TO DO
All of the material should be reproduced exactly, with pictures left out.
◆ ◆ ◆ ◆
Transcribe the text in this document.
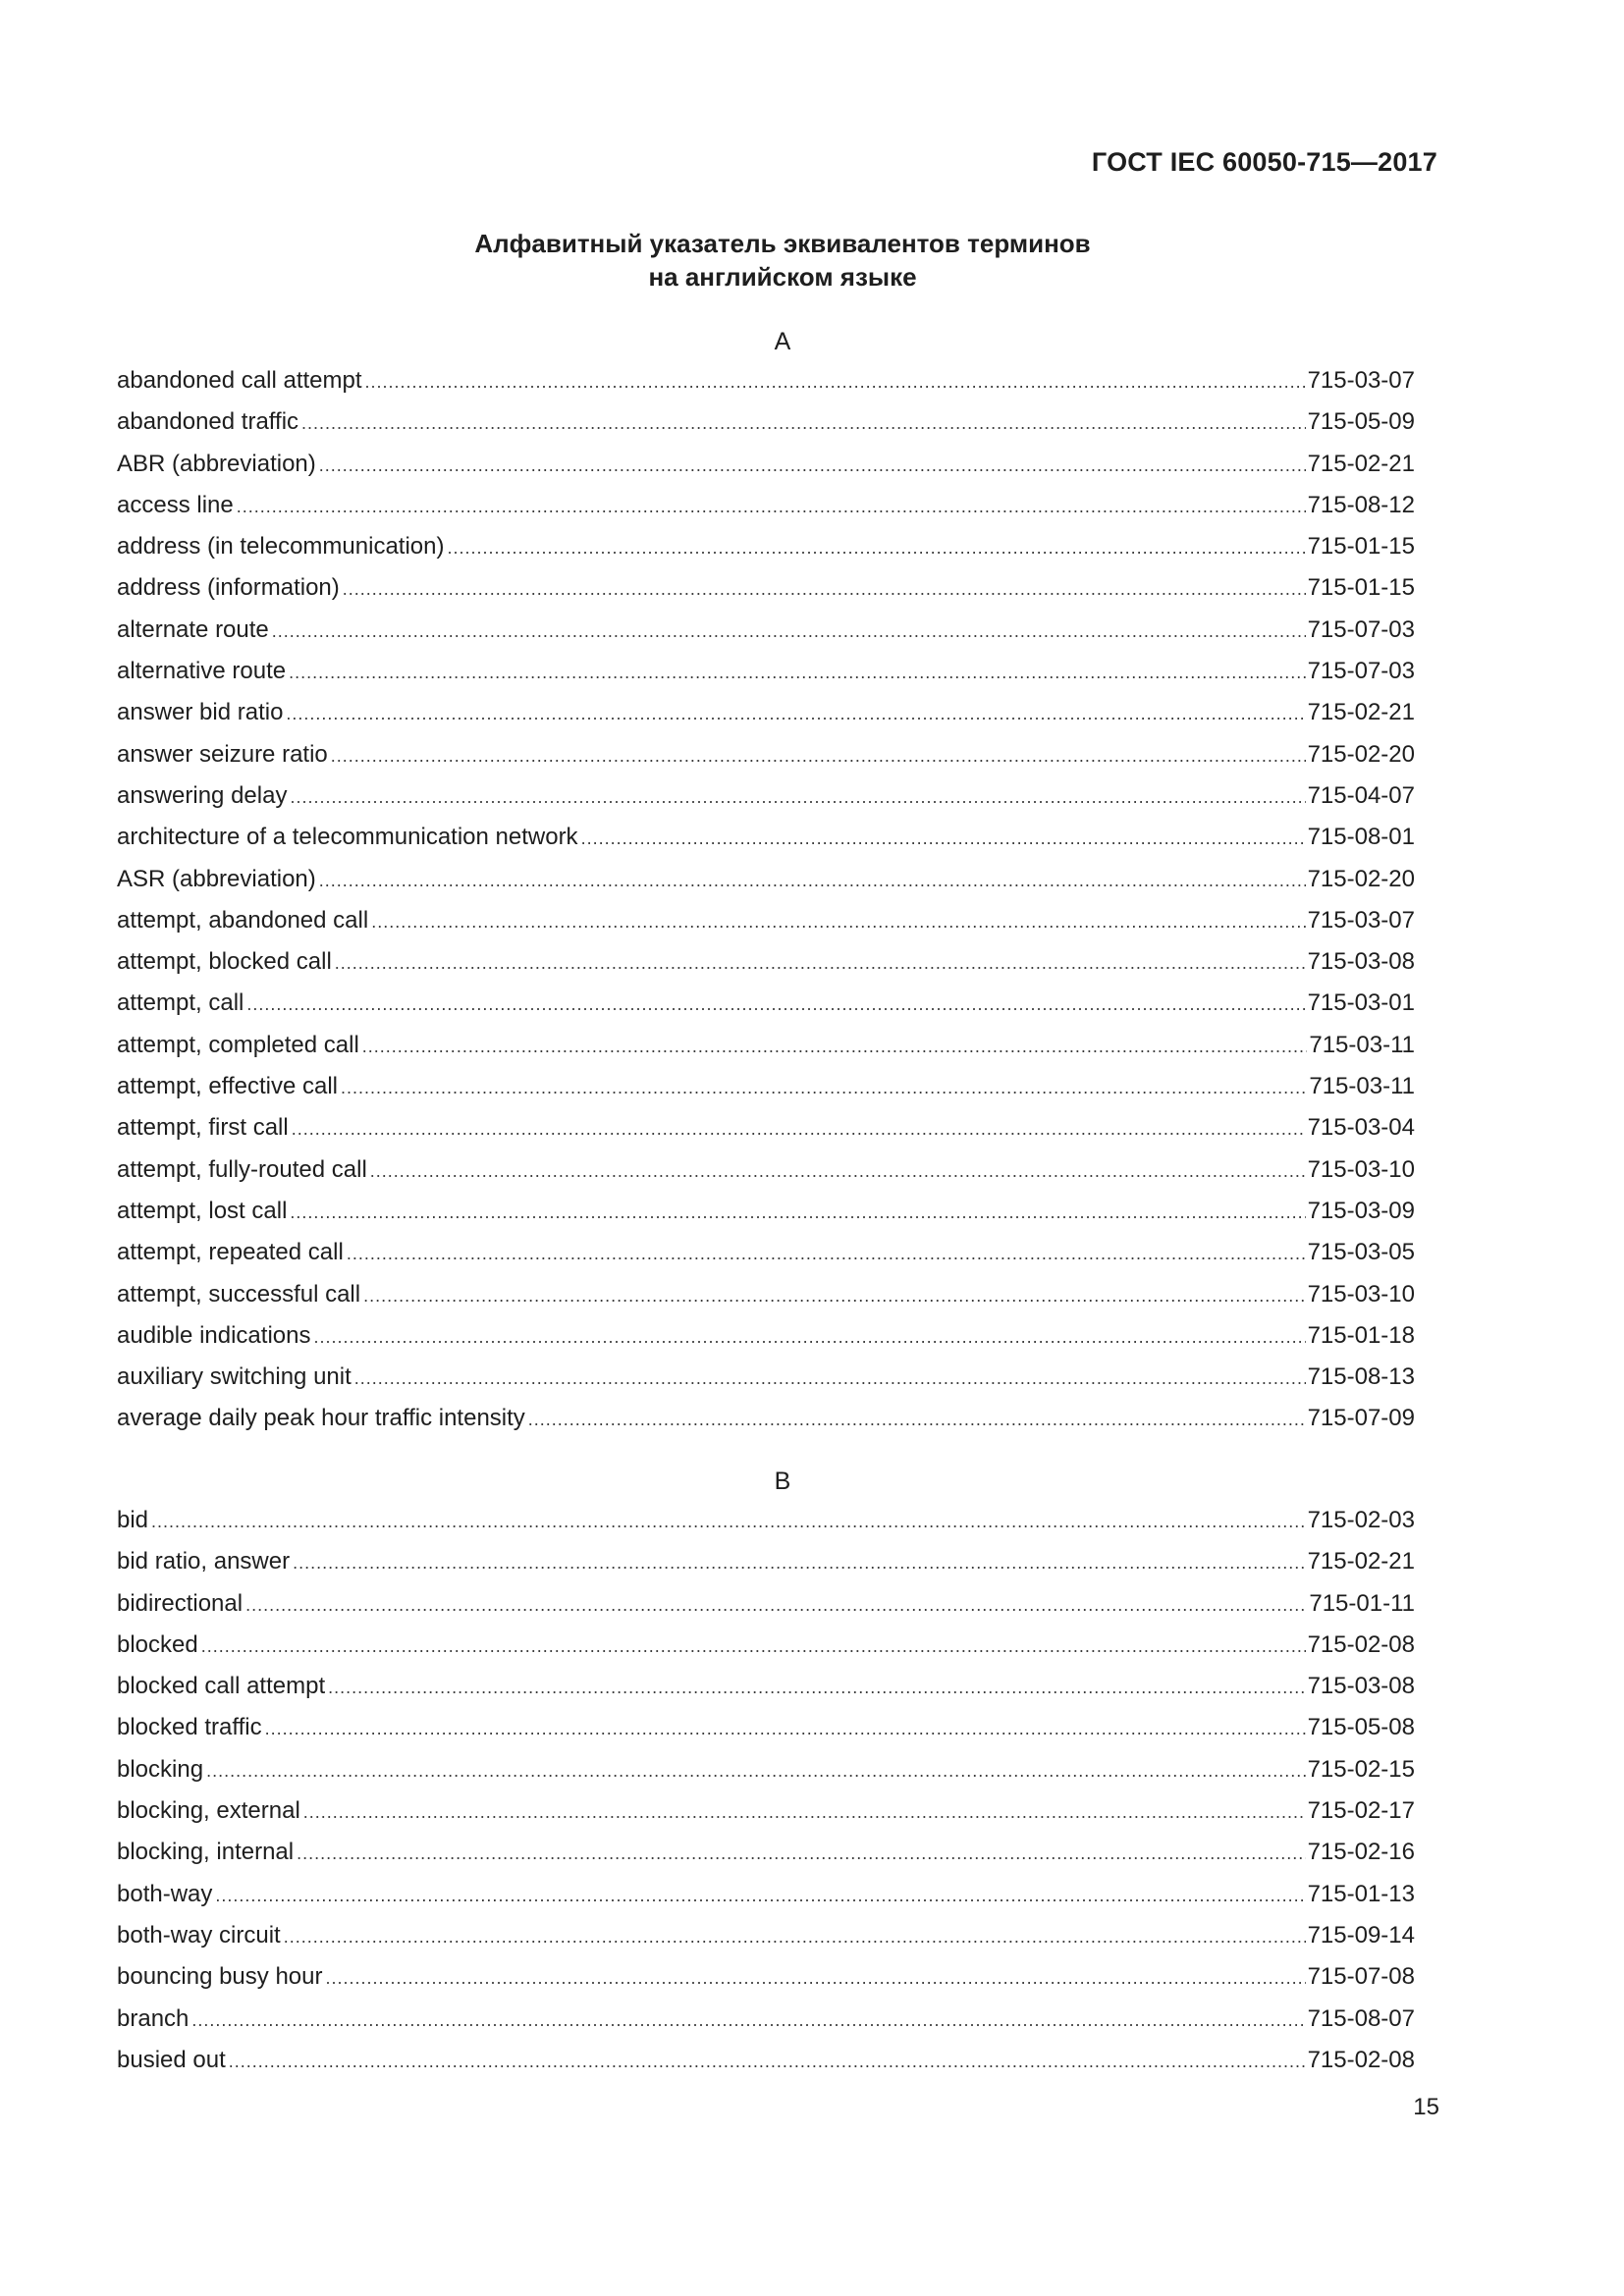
ГОСТ IEC 60050-715—2017
Алфавитный указатель эквивалентов терминов
на английском языке
A
abandoned call attempt .....	715-03-07
abandoned traffic .....	715-05-09
ABR (abbreviation) .....	715-02-21
access line .....	715-08-12
address (in telecommunication) .....	715-01-15
address (information) .....	715-01-15
alternate route .....	715-07-03
alternative route .....	715-07-03
answer bid ratio .....	715-02-21
answer seizure ratio .....	715-02-20
answering delay .....	715-04-07
architecture of a telecommunication network .....	715-08-01
ASR (abbreviation) .....	715-02-20
attempt, abandoned call .....	715-03-07
attempt, blocked call .....	715-03-08
attempt, call .....	715-03-01
attempt, completed call .....	715-03-11
attempt, effective call .....	715-03-11
attempt, first call .....	715-03-04
attempt, fully-routed call .....	715-03-10
attempt, lost call .....	715-03-09
attempt, repeated call .....	715-03-05
attempt, successful call .....	715-03-10
audible indications .....	715-01-18
auxiliary switching unit .....	715-08-13
average daily peak hour traffic intensity .....	715-07-09
B
bid .....	715-02-03
bid ratio, answer .....	715-02-21
bidirectional .....	715-01-11
blocked .....	715-02-08
blocked call attempt .....	715-03-08
blocked traffic .....	715-05-08
blocking .....	715-02-15
blocking, external .....	715-02-17
blocking, internal .....	715-02-16
both-way .....	715-01-13
both-way circuit .....	715-09-14
bouncing busy hour .....	715-07-08
branch .....	715-08-07
busied out .....	715-02-08
15
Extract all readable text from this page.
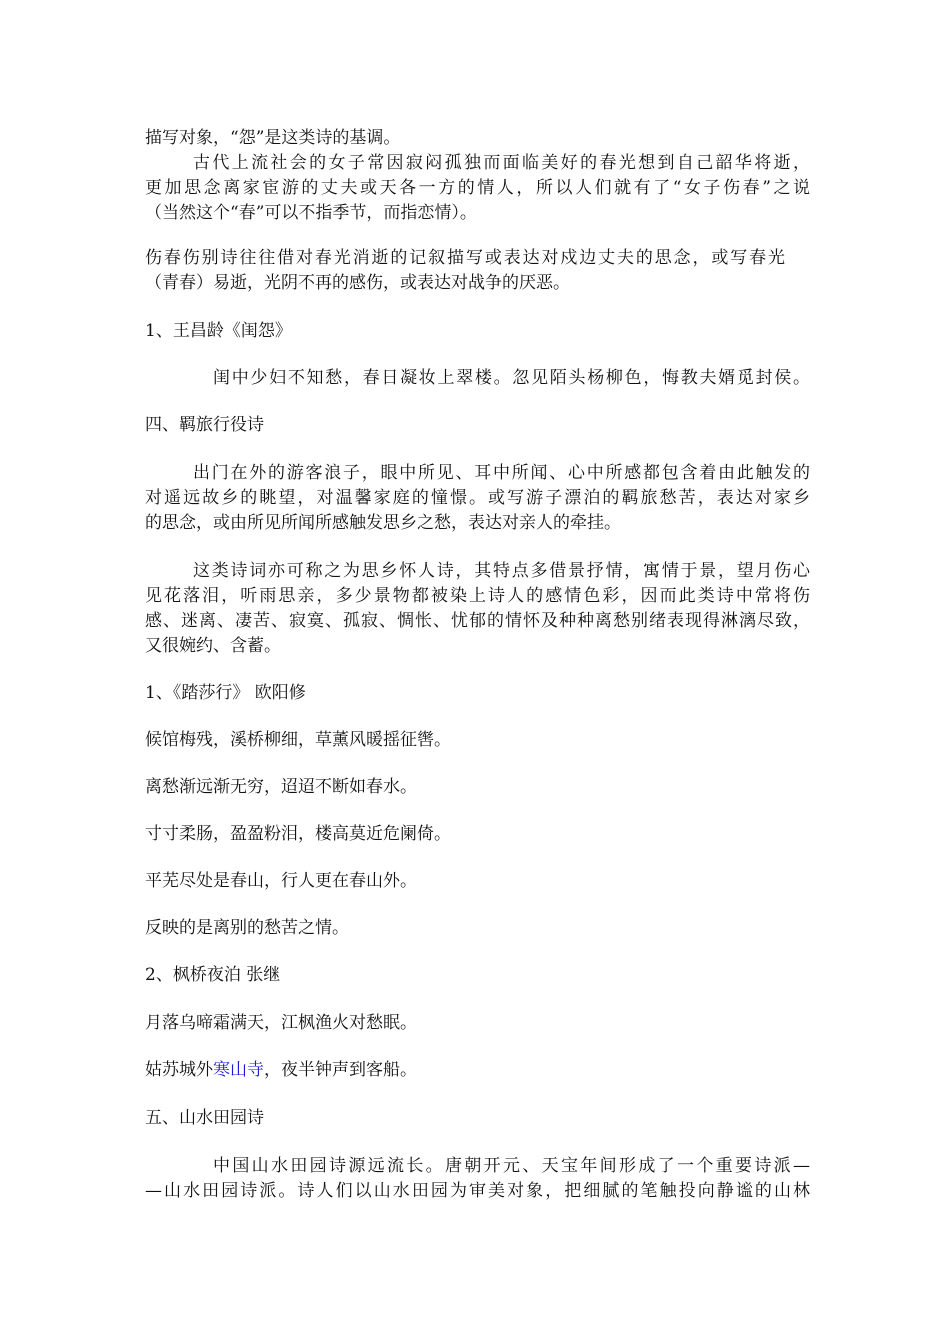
描写对象，“怨”是这类诗的基调。
古代上流社会的女子常因寂闷孤独而面临美好的春光想到自己韶华将逝，
更加思念离家宦游的丈夫或天各一方的情人，所以人们就有了“女子伤春”之说
（当然这个“春”可以不指季节，而指恋情）。
伤春伤别诗往往借对春光消逝的记叙描写或表达对戍边丈夫的思念，或写春光
（青春）易逝，光阴不再的感伤，或表达对战争的厌恶。
1、王昌龄《闺怨》
闺中少妇不知愁，春日凝妆上翠楼。忽见陌头杨柳色，悔教夫婿觅封侯。
四、羁旅行役诗
出门在外的游客浪子，眼中所见、耳中所闻、心中所感都包含着由此触发的
对遥远故乡的眺望，对温馨家庭的憧憬。或写游子漂泊的羁旅愁苦，表达对家乡
的思念，或由所见所闻所感触发思乡之愁，表达对亲人的牵挂。
这类诗词亦可称之为思乡怀人诗，其特点多借景抒情，寓情于景，望月伤心
见花落泪，听雨思亲，多少景物都被染上诗人的感情色彩，因而此类诗中常将伤
感、迷离、凄苦、寂寞、孤寂、惆怅、忧郁的情怀及种种离愁别绪表现得淋漓尽致，
又很婉约、含蓄。
1、《踏莎行》 欧阳修
候馆梅残，溪桥柳细，草薰风暖摇征辔。
离愁渐远渐无穷，迢迢不断如春水。
寸寸柔肠，盈盈粉泪，楼高莫近危阑倚。
平芜尽处是春山，行人更在春山外。
反映的是离别的愁苦之情。
2、枫桥夜泊 张继
月落乌啼霜满天，江枫渔火对愁眠。
姑苏城外寒山寺，夜半钟声到客船。
五、山水田园诗
中国山水田园诗源远流长。唐朝开元、天宝年间形成了一个重要诗派—
—山水田园诗派。诗人们以山水田园为审美对象，把细腻的笔触投向静谧的山林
◆ ◆ ◆ ◆
EXERCISE OUTPUT
Transcribe the text in this document.
ГОСТ IEC 60050-715—2017
Алфавитный указатель эквивалентов терминов
на английском языке
A
abandoned call attempt .....	715-03-07
abandoned traffic .....	715-05-09
ABR (abbreviation) .....	715-02-21
access line .....	715-08-12
address (in telecommunication) .....	715-01-15
address (information) .....	715-01-15
alternate route .....	715-07-03
alternative route .....	715-07-03
answer bid ratio .....	715-02-21
answer seizure ratio .....	715-02-20
answering delay .....	715-04-07
architecture of a telecommunication network .....	715-08-01
ASR (abbreviation) .....	715-02-20
attempt, abandoned call .....	715-03-07
attempt, blocked call .....	715-03-08
attempt, call .....	715-03-01
attempt, completed call .....	715-03-11
attempt, effective call .....	715-03-11
attempt, first call .....	715-03-04
attempt, fully-routed call .....	715-03-10
attempt, lost call .....	715-03-09
attempt, repeated call .....	715-03-05
attempt, successful call .....	715-03-10
audible indications .....	715-01-18
auxiliary switching unit .....	715-08-13
average daily peak hour traffic intensity .....	715-07-09
B
bid .....	715-02-03
bid ratio, answer .....	715-02-21
bidirectional .....	715-01-11
blocked .....	715-02-08
blocked call attempt .....	715-03-08
blocked traffic .....	715-05-08
blocking .....	715-02-15
blocking, external .....	715-02-17
blocking, internal .....	715-02-16
both-way .....	715-01-13
both-way circuit .....	715-09-14
bouncing busy hour .....	715-07-08
branch .....	715-08-07
busied out .....	715-02-08
15
Extract all readable text from this page.
描写对象，“怨”是这类诗的基调。
古代上流社会的女子常因寂闷孤独而面临美好的春光想到自己韶华将逝，
更加思念离家宦游的丈夫或天各一方的情人，所以人们就有了“女子伤春”之说
（当然这个“春”可以不指季节，而指恋情）。
伤春伤别诗往往借对春光消逝的记叙描写或表达对戍边丈夫的思念，或写春光
（青春）易逝，光阴不再的感伤，或表达对战争的厌恶。
1、王昌龄《闺怨》
闺中少妇不知愁，春日凝妆上翠楼。忽见陌头杨柳色，悔教夫婿觅封侯。
四、羁旅行役诗
出门在外的游客浪子，眼中所见、耳中所闻、心中所感都包含着由此触发的
对遥远故乡的眺望，对温馨家庭的憧憬。或写游子漂泊的羁旅愁苦，表达对家乡
的思念，或由所见所闻所感触发思乡之愁，表达对亲人的牵挂。
这类诗词亦可称之为思乡怀人诗，其特点多借景抒情，寓情于景，望月伤心
见花落泪，听雨思亲，多少景物都被染上诗人的感情色彩，因而此类诗中常将伤
感、迷离、凄苦、寂寞、孤寂、惆怅、忧郁的情怀及种种离愁别绪表现得淋漓尽致，
又很婉约、含蓄。
1、《踏莎行》 欧阳修
候馆梅残，溪桥柳细，草薰风暖摇征辔。
离愁渐远渐无穷，迢迢不断如春水。
寸寸柔肠，盈盈粉泪，楼高莫近危阑倚。
平芜尽处是春山，行人更在春山外。
反映的是离别的愁苦之情。
2、枫桥夜泊 张继
月落乌啼霜满天，江枫渔火对愁眠。
姑苏城外寒山寺，夜半钟声到客船。
五、山水田园诗
中国山水田园诗源远流长。唐朝开元、天宝年间形成了一个重要诗派—
—山水田园诗派。诗人们以山水田园为审美对象，把细腻的笔触投向静谧的山林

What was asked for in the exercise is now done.